> **What you have to do**
Extract every line of the material below and reproduce each one verbatim, in the same order.

Dataset rows
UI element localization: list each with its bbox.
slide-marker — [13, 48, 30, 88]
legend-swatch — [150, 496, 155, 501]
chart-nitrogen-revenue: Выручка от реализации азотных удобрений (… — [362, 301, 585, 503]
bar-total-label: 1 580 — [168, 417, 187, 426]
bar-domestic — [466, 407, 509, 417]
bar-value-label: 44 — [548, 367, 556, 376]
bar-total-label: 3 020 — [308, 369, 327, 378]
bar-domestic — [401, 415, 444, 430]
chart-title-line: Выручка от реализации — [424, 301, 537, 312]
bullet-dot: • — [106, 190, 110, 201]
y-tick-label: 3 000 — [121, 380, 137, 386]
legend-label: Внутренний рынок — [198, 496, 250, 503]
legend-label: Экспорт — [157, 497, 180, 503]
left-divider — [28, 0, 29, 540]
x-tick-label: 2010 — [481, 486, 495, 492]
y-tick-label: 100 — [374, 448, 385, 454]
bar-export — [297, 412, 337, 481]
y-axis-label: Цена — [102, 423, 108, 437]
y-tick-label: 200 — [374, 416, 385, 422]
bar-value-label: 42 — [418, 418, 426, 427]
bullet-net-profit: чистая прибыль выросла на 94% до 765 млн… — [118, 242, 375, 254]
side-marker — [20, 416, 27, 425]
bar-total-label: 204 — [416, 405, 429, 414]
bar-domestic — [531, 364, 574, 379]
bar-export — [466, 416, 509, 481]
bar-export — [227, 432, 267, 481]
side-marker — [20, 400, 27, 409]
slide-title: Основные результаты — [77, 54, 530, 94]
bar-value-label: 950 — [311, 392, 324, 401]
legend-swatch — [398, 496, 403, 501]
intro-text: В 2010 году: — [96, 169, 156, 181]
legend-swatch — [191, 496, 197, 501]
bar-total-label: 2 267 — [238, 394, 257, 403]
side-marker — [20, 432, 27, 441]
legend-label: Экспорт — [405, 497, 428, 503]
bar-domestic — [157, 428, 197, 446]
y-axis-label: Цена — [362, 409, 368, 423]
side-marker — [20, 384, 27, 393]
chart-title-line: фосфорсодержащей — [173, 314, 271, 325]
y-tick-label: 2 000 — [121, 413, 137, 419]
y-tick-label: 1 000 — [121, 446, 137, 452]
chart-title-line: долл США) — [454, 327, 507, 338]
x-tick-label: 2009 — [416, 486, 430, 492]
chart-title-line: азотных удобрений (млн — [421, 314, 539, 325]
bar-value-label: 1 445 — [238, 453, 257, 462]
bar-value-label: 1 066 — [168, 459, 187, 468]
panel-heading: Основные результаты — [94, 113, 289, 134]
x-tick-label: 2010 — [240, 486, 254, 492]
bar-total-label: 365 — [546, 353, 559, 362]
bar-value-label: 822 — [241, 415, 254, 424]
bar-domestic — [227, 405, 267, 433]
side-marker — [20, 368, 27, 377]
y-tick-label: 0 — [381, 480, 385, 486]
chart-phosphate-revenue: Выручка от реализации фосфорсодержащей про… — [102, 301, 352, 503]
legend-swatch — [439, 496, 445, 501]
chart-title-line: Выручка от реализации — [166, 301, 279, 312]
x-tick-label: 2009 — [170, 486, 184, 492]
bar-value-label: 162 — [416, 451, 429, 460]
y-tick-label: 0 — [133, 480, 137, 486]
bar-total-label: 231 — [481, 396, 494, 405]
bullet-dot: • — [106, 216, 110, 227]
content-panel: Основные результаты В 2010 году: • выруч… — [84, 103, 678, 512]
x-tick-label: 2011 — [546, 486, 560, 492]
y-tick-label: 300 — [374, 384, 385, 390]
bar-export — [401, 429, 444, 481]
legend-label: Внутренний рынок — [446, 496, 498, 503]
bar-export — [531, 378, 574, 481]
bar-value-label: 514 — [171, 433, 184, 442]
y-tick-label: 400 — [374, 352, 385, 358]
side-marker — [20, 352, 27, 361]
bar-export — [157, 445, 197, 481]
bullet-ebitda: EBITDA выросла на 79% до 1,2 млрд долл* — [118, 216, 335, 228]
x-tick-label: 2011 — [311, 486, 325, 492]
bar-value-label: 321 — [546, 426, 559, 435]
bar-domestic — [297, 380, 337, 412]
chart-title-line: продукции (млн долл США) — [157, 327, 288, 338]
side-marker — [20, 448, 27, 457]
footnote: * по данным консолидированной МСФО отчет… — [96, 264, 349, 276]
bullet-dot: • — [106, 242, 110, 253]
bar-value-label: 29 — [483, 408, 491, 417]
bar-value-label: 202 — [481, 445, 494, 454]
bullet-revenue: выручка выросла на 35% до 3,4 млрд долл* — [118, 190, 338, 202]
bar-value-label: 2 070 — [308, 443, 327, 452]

> **Solution**
UI element localization: list each with its bbox.
slide-marker — [13, 48, 30, 88]
legend-swatch — [150, 496, 155, 501]
chart-nitrogen-revenue: Выручка от реализации азотных удобрений (… — [362, 301, 585, 503]
bar-total-label: 1 580 — [168, 417, 187, 426]
bar-domestic — [466, 407, 509, 417]
bar-value-label: 44 — [548, 367, 556, 376]
bar-total-label: 3 020 — [308, 369, 327, 378]
bar-domestic — [401, 415, 444, 430]
chart-title-line: Выручка от реализации — [424, 301, 537, 312]
bullet-dot: • — [106, 190, 110, 201]
y-tick-label: 3 000 — [121, 380, 137, 386]
legend-label: Внутренний рынок — [198, 496, 250, 503]
legend-label: Экспорт — [157, 497, 180, 503]
left-divider — [28, 0, 29, 540]
x-tick-label: 2010 — [481, 486, 495, 492]
y-tick-label: 100 — [374, 448, 385, 454]
bar-export — [297, 412, 337, 481]
y-axis-label: Цена — [102, 423, 108, 437]
y-tick-label: 200 — [374, 416, 385, 422]
bar-value-label: 42 — [418, 418, 426, 427]
bullet-net-profit: чистая прибыль выросла на 94% до 765 млн… — [118, 242, 375, 254]
side-marker — [20, 416, 27, 425]
bar-total-label: 204 — [416, 405, 429, 414]
bar-domestic — [531, 364, 574, 379]
bar-export — [466, 416, 509, 481]
bar-export — [227, 432, 267, 481]
side-marker — [20, 400, 27, 409]
slide-title: Основные результаты — [77, 54, 530, 94]
bar-value-label: 950 — [311, 392, 324, 401]
legend-swatch — [398, 496, 403, 501]
intro-text: В 2010 году: — [96, 169, 156, 181]
legend-swatch — [191, 496, 197, 501]
bar-total-label: 2 267 — [238, 394, 257, 403]
side-marker — [20, 432, 27, 441]
legend-label: Экспорт — [405, 497, 428, 503]
bar-domestic — [157, 428, 197, 446]
y-axis-label: Цена — [362, 409, 368, 423]
side-marker — [20, 384, 27, 393]
chart-title-line: фосфорсодержащей — [173, 314, 271, 325]
y-tick-label: 2 000 — [121, 413, 137, 419]
y-tick-label: 1 000 — [121, 446, 137, 452]
chart-title-line: долл США) — [454, 327, 507, 338]
x-tick-label: 2009 — [416, 486, 430, 492]
chart-title-line: азотных удобрений (млн — [421, 314, 539, 325]
bar-value-label: 1 445 — [238, 453, 257, 462]
bar-value-label: 1 066 — [168, 459, 187, 468]
panel-heading: Основные результаты — [94, 113, 289, 134]
x-tick-label: 2010 — [240, 486, 254, 492]
bar-total-label: 365 — [546, 353, 559, 362]
bar-value-label: 822 — [241, 415, 254, 424]
bar-domestic — [227, 405, 267, 433]
side-marker — [20, 368, 27, 377]
y-tick-label: 0 — [381, 480, 385, 486]
chart-phosphate-revenue: Выручка от реализации фосфорсодержащей про… — [102, 301, 352, 503]
legend-swatch — [439, 496, 445, 501]
chart-title-line: Выручка от реализации — [166, 301, 279, 312]
x-tick-label: 2009 — [170, 486, 184, 492]
bar-value-label: 162 — [416, 451, 429, 460]
y-tick-label: 0 — [133, 480, 137, 486]
bar-total-label: 231 — [481, 396, 494, 405]
bullet-dot: • — [106, 216, 110, 227]
content-panel: Основные результаты В 2010 году: • выруч… — [84, 103, 678, 512]
x-tick-label: 2011 — [546, 486, 560, 492]
y-tick-label: 300 — [374, 384, 385, 390]
bar-export — [401, 429, 444, 481]
legend-label: Внутренний рынок — [446, 496, 498, 503]
bar-export — [531, 378, 574, 481]
bar-value-label: 514 — [171, 433, 184, 442]
y-tick-label: 400 — [374, 352, 385, 358]
side-marker — [20, 352, 27, 361]
bar-export — [157, 445, 197, 481]
bullet-ebitda: EBITDA выросла на 79% до 1,2 млрд долл* — [118, 216, 335, 228]
x-tick-label: 2011 — [311, 486, 325, 492]
bar-value-label: 321 — [546, 426, 559, 435]
bar-domestic — [297, 380, 337, 412]
chart-title-line: продукции (млн долл США) — [157, 327, 288, 338]
side-marker — [20, 448, 27, 457]
footnote: * по данным консолидированной МСФО отчет… — [96, 264, 349, 276]
bullet-dot: • — [106, 242, 110, 253]
bar-value-label: 29 — [483, 408, 491, 417]
bar-value-label: 202 — [481, 445, 494, 454]
bullet-revenue: выручка выросла на 35% до 3,4 млрд долл* — [118, 190, 338, 202]
bar-value-label: 2 070 — [308, 443, 327, 452]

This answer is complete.